**Exercise details**
Locate the lines where "name" occurs and copy them as they stand.
^^^^^^^^
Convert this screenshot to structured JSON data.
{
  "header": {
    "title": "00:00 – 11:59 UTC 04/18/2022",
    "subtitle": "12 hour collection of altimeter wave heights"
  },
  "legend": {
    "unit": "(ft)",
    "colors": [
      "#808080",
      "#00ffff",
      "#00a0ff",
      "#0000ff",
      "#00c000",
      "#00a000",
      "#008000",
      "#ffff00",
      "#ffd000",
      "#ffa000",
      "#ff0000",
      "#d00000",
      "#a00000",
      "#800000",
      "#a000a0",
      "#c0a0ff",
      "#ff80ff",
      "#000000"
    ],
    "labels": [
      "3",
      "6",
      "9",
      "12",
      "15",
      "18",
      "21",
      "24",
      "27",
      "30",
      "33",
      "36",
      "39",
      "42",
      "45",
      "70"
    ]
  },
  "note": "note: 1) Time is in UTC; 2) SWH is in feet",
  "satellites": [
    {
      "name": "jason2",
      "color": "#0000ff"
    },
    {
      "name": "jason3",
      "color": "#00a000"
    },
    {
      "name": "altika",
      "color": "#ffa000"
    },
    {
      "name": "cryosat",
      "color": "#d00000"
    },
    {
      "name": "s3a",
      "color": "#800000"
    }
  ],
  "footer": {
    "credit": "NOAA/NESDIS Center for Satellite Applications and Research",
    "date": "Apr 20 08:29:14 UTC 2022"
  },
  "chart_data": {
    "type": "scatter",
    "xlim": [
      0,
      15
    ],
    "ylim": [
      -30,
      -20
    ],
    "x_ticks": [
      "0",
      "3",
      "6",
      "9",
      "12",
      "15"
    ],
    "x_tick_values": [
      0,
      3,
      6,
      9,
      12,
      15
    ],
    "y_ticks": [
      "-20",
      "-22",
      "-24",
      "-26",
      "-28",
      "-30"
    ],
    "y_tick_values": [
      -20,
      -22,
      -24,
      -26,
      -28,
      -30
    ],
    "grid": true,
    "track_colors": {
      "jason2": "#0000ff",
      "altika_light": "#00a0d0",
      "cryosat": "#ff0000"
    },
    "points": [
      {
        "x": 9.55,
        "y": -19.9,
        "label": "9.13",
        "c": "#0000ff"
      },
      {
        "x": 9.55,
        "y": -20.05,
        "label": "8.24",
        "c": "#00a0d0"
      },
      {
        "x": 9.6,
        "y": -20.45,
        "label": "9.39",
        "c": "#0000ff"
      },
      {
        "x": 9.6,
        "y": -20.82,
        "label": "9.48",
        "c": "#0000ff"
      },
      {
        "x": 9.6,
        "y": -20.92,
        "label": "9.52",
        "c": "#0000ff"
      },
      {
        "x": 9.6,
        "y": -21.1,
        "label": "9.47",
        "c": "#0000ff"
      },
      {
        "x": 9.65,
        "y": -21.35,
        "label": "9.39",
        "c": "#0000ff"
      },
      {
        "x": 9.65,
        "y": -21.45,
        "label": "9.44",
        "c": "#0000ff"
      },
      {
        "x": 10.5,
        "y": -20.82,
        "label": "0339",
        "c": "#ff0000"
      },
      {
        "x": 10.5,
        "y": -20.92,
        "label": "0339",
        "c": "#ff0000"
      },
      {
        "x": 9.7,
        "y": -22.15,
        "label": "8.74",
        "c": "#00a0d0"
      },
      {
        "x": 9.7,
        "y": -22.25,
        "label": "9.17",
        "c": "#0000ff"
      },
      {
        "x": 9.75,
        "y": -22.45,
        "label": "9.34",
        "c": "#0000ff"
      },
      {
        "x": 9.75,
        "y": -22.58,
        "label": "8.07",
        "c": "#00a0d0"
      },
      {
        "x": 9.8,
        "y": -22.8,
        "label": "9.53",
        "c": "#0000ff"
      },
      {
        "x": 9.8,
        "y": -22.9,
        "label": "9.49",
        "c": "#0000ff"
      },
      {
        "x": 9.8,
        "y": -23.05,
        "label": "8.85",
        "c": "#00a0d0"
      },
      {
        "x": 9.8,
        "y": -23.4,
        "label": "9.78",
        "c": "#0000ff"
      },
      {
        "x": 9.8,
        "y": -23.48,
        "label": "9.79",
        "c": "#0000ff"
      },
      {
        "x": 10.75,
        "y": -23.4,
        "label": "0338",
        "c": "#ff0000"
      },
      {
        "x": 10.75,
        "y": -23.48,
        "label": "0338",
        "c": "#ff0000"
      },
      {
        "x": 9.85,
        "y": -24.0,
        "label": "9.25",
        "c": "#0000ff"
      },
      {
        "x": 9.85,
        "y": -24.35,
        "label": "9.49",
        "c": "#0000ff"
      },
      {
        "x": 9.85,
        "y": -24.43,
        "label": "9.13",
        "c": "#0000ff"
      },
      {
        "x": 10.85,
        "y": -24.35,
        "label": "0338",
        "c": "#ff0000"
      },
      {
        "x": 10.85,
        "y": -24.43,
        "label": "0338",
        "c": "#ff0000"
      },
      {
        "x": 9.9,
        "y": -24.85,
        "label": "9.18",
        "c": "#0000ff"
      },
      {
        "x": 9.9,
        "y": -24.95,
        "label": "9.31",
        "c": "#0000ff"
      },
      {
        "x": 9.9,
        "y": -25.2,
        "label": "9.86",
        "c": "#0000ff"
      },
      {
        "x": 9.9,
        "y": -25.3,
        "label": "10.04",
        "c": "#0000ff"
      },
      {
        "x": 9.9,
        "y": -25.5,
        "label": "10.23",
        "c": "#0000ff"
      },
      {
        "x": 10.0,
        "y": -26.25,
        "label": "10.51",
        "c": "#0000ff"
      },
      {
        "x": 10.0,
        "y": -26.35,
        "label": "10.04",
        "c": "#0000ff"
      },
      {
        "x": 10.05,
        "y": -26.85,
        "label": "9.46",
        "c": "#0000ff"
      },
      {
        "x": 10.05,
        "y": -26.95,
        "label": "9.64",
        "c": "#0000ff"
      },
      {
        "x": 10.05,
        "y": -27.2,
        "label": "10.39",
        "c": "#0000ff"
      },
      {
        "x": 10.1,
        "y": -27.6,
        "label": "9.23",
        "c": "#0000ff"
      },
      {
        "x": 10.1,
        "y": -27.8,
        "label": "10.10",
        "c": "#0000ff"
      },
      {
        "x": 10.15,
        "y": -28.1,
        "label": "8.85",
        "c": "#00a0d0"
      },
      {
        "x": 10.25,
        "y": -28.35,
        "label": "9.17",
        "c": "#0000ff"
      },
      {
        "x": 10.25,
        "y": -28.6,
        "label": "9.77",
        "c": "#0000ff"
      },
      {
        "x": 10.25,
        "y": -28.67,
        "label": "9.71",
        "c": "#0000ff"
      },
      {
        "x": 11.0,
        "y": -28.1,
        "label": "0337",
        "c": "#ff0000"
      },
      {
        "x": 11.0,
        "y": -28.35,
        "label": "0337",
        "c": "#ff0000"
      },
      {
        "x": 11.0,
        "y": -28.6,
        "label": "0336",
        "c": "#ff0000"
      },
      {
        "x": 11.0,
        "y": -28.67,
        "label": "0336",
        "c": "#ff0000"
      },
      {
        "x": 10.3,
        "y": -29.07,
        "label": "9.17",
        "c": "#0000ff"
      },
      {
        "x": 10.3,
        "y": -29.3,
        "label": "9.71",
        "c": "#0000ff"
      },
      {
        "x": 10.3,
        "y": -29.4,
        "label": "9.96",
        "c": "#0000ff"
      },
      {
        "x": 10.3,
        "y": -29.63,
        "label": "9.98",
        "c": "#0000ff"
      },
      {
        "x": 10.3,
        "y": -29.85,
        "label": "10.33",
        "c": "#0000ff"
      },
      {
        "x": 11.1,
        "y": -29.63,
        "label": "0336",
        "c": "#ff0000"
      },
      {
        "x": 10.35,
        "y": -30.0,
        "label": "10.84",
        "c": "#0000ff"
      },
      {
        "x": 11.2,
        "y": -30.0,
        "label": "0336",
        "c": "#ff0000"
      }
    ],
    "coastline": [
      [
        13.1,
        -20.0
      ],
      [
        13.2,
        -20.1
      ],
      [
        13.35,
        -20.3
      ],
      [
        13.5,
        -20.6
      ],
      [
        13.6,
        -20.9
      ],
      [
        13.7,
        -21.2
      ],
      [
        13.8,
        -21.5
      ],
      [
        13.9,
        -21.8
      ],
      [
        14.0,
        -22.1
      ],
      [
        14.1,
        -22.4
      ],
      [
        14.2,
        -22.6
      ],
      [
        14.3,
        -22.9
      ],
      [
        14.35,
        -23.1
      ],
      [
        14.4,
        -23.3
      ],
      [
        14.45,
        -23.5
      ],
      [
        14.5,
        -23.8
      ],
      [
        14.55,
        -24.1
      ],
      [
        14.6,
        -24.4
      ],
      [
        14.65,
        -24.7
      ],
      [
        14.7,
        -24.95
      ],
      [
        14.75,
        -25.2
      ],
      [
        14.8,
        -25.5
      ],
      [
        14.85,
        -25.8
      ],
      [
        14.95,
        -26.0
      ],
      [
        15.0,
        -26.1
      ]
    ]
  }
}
^^^^^^^^
**Result for this task**
      "name": "jason2",
      "name": "jason3",
      "name": "altika",
      "name": "cryosat",
      "name": "s3a",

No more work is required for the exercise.